▶ Data to process
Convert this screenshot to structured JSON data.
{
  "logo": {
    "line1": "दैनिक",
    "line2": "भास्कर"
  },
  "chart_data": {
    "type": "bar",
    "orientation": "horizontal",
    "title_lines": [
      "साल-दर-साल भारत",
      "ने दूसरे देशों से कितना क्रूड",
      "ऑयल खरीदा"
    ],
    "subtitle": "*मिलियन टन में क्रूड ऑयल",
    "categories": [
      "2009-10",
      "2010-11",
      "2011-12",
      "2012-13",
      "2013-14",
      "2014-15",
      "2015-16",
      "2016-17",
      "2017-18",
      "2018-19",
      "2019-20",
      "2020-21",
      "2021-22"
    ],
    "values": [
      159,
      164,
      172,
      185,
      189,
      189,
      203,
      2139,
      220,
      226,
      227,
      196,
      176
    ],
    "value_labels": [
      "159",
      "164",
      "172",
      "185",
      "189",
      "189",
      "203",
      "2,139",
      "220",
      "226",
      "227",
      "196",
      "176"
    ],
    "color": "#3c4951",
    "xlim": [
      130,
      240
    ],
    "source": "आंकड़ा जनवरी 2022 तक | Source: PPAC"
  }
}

▶ What is being asked
Extract the data in full. Keep it word for word.

▶ Output below
Convert this screenshot to structured JSON data.
{
  "logo": {
    "line1": "दैनिक",
    "line2": "भास्कर"
  },
  "chart_data": {
    "type": "bar",
    "orientation": "horizontal",
    "title_lines": [
      "साल-दर-साल भारत",
      "ने दूसरे देशों से कितना क्रूड",
      "ऑयल खरीदा"
    ],
    "subtitle": "*मिलियन टन में क्रूड ऑयल",
    "categories": [
      "2009-10",
      "2010-11",
      "2011-12",
      "2012-13",
      "2013-14",
      "2014-15",
      "2015-16",
      "2016-17",
      "2017-18",
      "2018-19",
      "2019-20",
      "2020-21",
      "2021-22"
    ],
    "values": [
      159,
      164,
      172,
      185,
      189,
      189,
      203,
      2139,
      220,
      226,
      227,
      196,
      176
    ],
    "value_labels": [
      "159",
      "164",
      "172",
      "185",
      "189",
      "189",
      "203",
      "2,139",
      "220",
      "226",
      "227",
      "196",
      "176"
    ],
    "color": "#3c4951",
    "xlim": [
      130,
      240
    ],
    "source": "आंकड़ा जनवरी 2022 तक | Source: PPAC"
  }
}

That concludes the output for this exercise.